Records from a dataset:
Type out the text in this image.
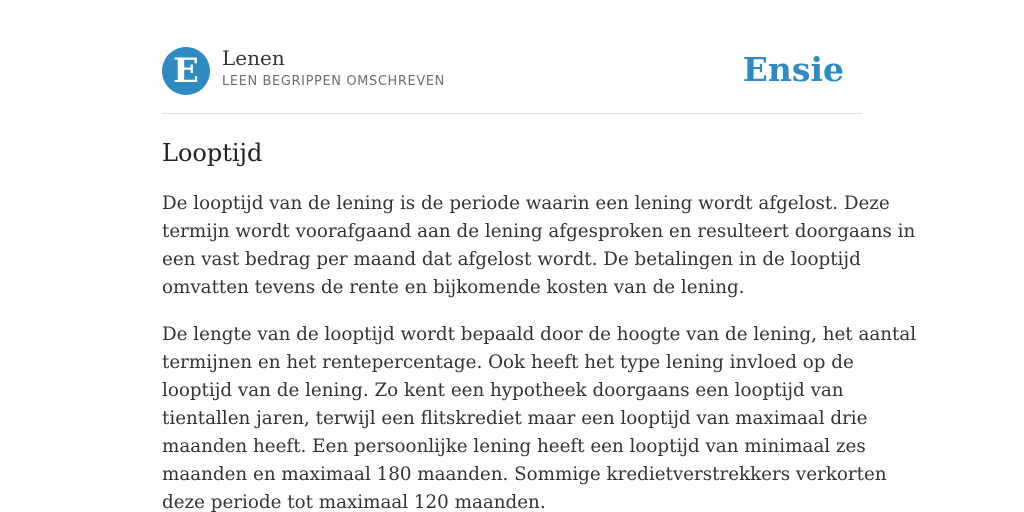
E	Lenen
LEEN BEGRIPPEN OMSCHREVEN	Ensie
Looptijd

De looptijd van de lening is de periode waarin een lening wordt afgelost. Deze
termijn wordt voorafgaand aan de lening afgesproken en resulteert doorgaans in
een vast bedrag per maand dat afgelost wordt. De betalingen in de looptijd
omvatten tevens de rente en bijkomende kosten van de lening.

De lengte van de looptijd wordt bepaald door de hoogte van de lening, het aantal
termijnen en het rentepercentage. Ook heeft het type lening invloed op de
looptijd van de lening. Zo kent een hypotheek doorgaans een looptijd van
tientallen jaren, terwijl een flitskrediet maar een looptijd van maximaal drie
maanden heeft. Een persoonlijke lening heeft een looptijd van minimaal zes
maanden en maximaal 180 maanden. Sommige kredietverstrekkers verkorten
deze periode tot maximaal 120 maanden.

### Task requirements
In the lines above, find each one with "heeft" and list it.

### Reply
termijnen en het rentepercentage. Ook heeft het type lening invloed op de
maanden heeft. Een persoonlijke lening heeft een looptijd van minimaal zes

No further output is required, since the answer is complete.